§ **Required work**:
Reproduce the listing below in full and without alteration, apart from its pictures.

§ **Supplied material**:
========================================

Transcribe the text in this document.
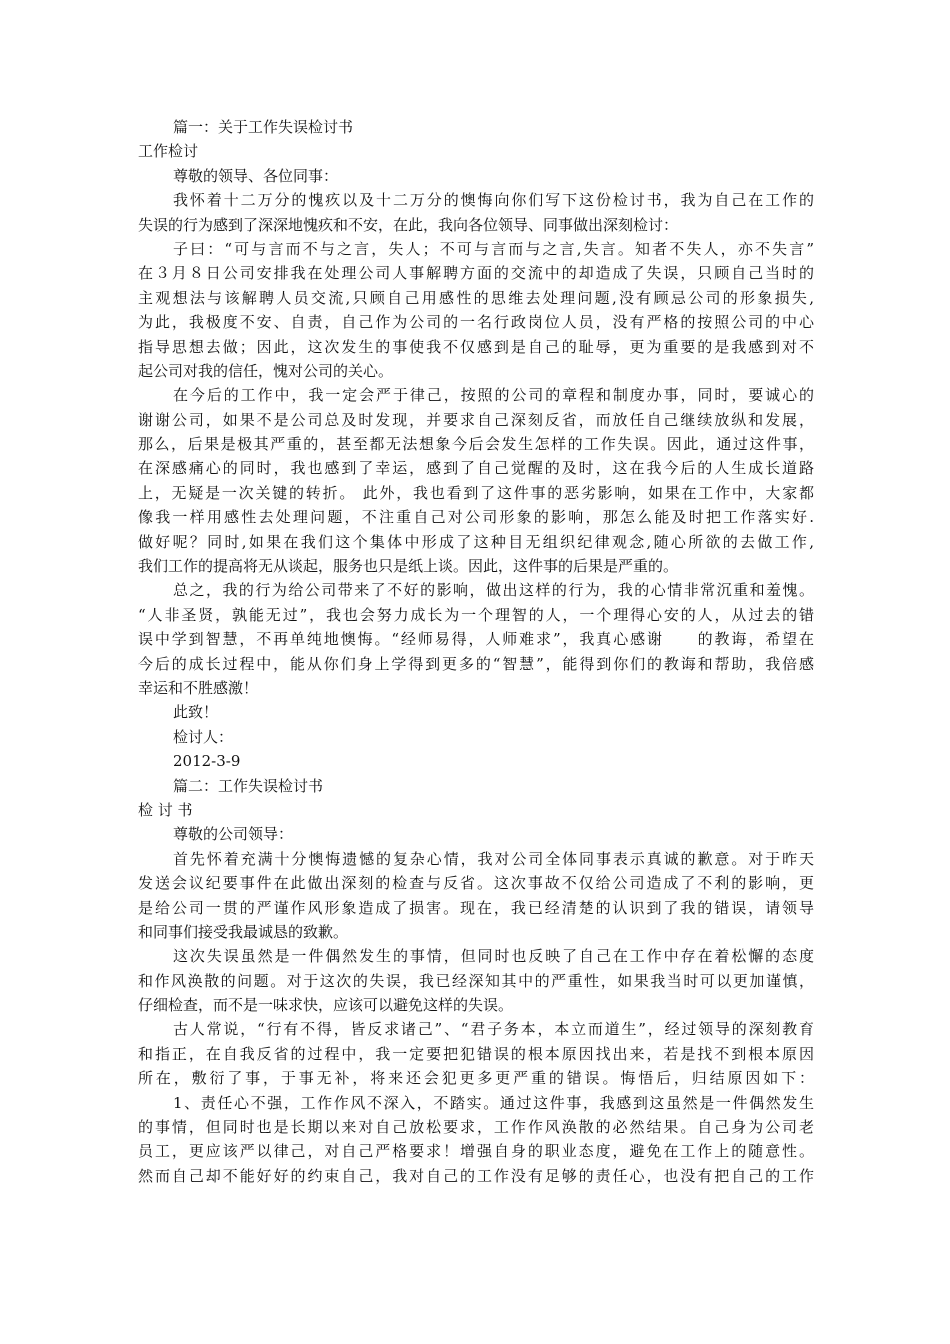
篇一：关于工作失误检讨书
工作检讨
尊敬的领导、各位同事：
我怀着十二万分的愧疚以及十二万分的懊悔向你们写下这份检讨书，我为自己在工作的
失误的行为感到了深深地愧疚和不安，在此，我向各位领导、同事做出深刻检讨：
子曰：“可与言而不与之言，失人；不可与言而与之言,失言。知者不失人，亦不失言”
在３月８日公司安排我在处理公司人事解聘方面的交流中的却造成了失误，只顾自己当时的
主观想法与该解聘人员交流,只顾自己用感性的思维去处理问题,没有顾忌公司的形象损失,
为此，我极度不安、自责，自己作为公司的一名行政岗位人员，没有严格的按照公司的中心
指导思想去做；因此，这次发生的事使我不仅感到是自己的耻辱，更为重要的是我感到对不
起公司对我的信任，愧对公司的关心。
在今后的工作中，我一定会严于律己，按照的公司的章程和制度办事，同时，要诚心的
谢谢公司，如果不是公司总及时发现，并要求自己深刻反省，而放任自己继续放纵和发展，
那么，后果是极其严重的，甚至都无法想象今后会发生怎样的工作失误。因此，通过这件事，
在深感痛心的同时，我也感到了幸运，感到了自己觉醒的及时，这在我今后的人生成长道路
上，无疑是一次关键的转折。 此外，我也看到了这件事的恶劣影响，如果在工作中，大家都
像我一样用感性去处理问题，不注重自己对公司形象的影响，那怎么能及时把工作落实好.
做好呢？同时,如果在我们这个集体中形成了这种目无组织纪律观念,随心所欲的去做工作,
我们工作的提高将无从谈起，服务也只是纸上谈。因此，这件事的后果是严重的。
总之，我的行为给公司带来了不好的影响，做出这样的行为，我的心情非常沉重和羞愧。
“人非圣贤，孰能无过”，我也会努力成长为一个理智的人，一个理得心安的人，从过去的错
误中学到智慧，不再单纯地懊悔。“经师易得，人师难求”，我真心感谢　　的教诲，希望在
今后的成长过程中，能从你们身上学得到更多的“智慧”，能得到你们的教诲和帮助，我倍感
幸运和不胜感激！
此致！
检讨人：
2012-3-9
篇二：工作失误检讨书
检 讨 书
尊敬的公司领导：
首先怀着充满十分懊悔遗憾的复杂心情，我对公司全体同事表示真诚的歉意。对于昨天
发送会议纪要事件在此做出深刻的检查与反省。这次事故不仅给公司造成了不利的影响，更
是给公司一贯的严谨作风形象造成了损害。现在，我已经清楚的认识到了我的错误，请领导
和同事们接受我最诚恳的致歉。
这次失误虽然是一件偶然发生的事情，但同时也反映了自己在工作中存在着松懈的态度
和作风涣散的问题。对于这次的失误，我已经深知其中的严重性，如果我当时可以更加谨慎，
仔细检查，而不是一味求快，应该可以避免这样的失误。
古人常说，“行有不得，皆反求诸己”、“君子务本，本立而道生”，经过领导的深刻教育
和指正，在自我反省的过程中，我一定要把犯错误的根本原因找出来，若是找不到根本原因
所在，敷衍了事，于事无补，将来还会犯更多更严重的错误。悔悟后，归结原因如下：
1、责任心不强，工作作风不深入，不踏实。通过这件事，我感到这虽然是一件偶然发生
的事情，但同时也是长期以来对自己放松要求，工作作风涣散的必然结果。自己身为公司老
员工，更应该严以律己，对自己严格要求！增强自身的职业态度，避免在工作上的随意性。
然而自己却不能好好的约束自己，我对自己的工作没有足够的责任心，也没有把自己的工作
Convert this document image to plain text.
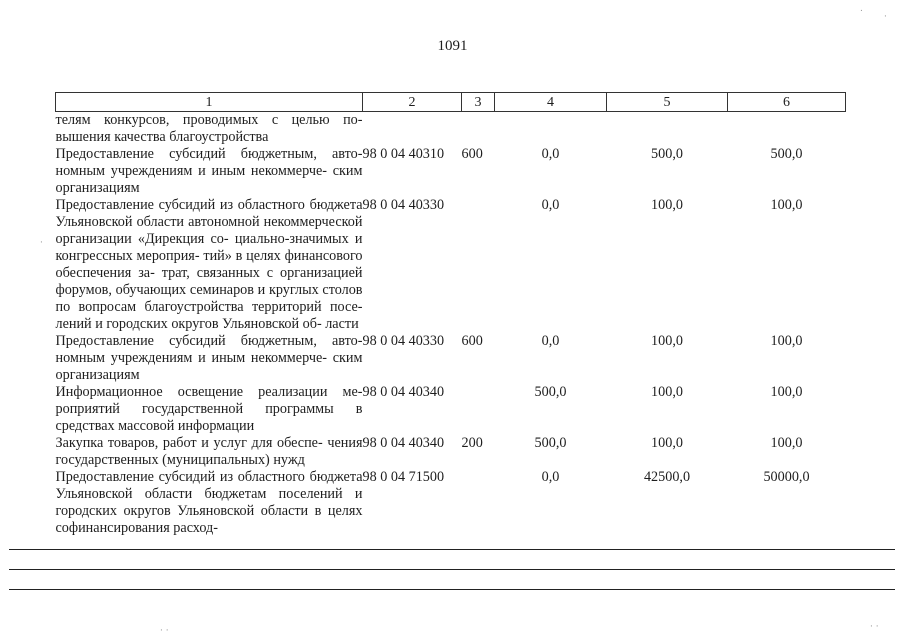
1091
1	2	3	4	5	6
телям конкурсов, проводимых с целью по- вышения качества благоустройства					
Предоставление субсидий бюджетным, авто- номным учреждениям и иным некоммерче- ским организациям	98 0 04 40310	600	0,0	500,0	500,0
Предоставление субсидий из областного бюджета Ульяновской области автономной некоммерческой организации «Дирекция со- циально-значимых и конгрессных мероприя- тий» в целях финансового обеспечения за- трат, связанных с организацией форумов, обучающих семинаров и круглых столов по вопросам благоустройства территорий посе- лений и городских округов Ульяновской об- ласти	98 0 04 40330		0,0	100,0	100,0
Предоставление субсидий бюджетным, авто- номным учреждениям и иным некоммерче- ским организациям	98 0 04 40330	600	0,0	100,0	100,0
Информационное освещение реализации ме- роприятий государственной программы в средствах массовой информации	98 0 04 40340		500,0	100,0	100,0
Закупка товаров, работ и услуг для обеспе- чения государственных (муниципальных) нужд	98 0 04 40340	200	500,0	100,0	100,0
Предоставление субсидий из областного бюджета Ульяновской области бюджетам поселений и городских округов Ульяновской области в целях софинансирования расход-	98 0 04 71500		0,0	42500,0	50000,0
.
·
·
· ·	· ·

========================================

§ **Solution to the problem**:
Transcribe the text in this document.
篇一：关于工作失误检讨书
工作检讨
尊敬的领导、各位同事：
我怀着十二万分的愧疚以及十二万分的懊悔向你们写下这份检讨书，我为自己在工作的
失误的行为感到了深深地愧疚和不安，在此，我向各位领导、同事做出深刻检讨：
子曰：“可与言而不与之言，失人；不可与言而与之言,失言。知者不失人，亦不失言”
在３月８日公司安排我在处理公司人事解聘方面的交流中的却造成了失误，只顾自己当时的
主观想法与该解聘人员交流,只顾自己用感性的思维去处理问题,没有顾忌公司的形象损失,
为此，我极度不安、自责，自己作为公司的一名行政岗位人员，没有严格的按照公司的中心
指导思想去做；因此，这次发生的事使我不仅感到是自己的耻辱，更为重要的是我感到对不
起公司对我的信任，愧对公司的关心。
在今后的工作中，我一定会严于律己，按照的公司的章程和制度办事，同时，要诚心的
谢谢公司，如果不是公司总及时发现，并要求自己深刻反省，而放任自己继续放纵和发展，
那么，后果是极其严重的，甚至都无法想象今后会发生怎样的工作失误。因此，通过这件事，
在深感痛心的同时，我也感到了幸运，感到了自己觉醒的及时，这在我今后的人生成长道路
上，无疑是一次关键的转折。 此外，我也看到了这件事的恶劣影响，如果在工作中，大家都
像我一样用感性去处理问题，不注重自己对公司形象的影响，那怎么能及时把工作落实好.
做好呢？同时,如果在我们这个集体中形成了这种目无组织纪律观念,随心所欲的去做工作,
我们工作的提高将无从谈起，服务也只是纸上谈。因此，这件事的后果是严重的。
总之，我的行为给公司带来了不好的影响，做出这样的行为，我的心情非常沉重和羞愧。
“人非圣贤，孰能无过”，我也会努力成长为一个理智的人，一个理得心安的人，从过去的错
误中学到智慧，不再单纯地懊悔。“经师易得，人师难求”，我真心感谢　　的教诲，希望在
今后的成长过程中，能从你们身上学得到更多的“智慧”，能得到你们的教诲和帮助，我倍感
幸运和不胜感激！
此致！
检讨人：
2012-3-9
篇二：工作失误检讨书
检 讨 书
尊敬的公司领导：
首先怀着充满十分懊悔遗憾的复杂心情，我对公司全体同事表示真诚的歉意。对于昨天
发送会议纪要事件在此做出深刻的检查与反省。这次事故不仅给公司造成了不利的影响，更
是给公司一贯的严谨作风形象造成了损害。现在，我已经清楚的认识到了我的错误，请领导
和同事们接受我最诚恳的致歉。
这次失误虽然是一件偶然发生的事情，但同时也反映了自己在工作中存在着松懈的态度
和作风涣散的问题。对于这次的失误，我已经深知其中的严重性，如果我当时可以更加谨慎，
仔细检查，而不是一味求快，应该可以避免这样的失误。
古人常说，“行有不得，皆反求诸己”、“君子务本，本立而道生”，经过领导的深刻教育
和指正，在自我反省的过程中，我一定要把犯错误的根本原因找出来，若是找不到根本原因
所在，敷衍了事，于事无补，将来还会犯更多更严重的错误。悔悟后，归结原因如下：
1、责任心不强，工作作风不深入，不踏实。通过这件事，我感到这虽然是一件偶然发生
的事情，但同时也是长期以来对自己放松要求，工作作风涣散的必然结果。自己身为公司老
员工，更应该严以律己，对自己严格要求！增强自身的职业态度，避免在工作上的随意性。
然而自己却不能好好的约束自己，我对自己的工作没有足够的责任心，也没有把自己的工作
Convert this document image to plain text.
1091
1	2	3	4	5	6
телям конкурсов, проводимых с целью по- вышения качества благоустройства					
Предоставление субсидий бюджетным, авто- номным учреждениям и иным некоммерче- ским организациям	98 0 04 40310	600	0,0	500,0	500,0
Предоставление субсидий из областного бюджета Ульяновской области автономной некоммерческой организации «Дирекция со- циально-значимых и конгрессных мероприя- тий» в целях финансового обеспечения за- трат, связанных с организацией форумов, обучающих семинаров и круглых столов по вопросам благоустройства территорий посе- лений и городских округов Ульяновской об- ласти	98 0 04 40330		0,0	100,0	100,0
Предоставление субсидий бюджетным, авто- номным учреждениям и иным некоммерче- ским организациям	98 0 04 40330	600	0,0	100,0	100,0
Информационное освещение реализации ме- роприятий государственной программы в средствах массовой информации	98 0 04 40340		500,0	100,0	100,0
Закупка товаров, работ и услуг для обеспе- чения государственных (муниципальных) нужд	98 0 04 40340	200	500,0	100,0	100,0
Предоставление субсидий из областного бюджета Ульяновской области бюджетам поселений и городских округов Ульяновской области в целях софинансирования расход-	98 0 04 71500		0,0	42500,0	50000,0
.
·
·
· ·	· ·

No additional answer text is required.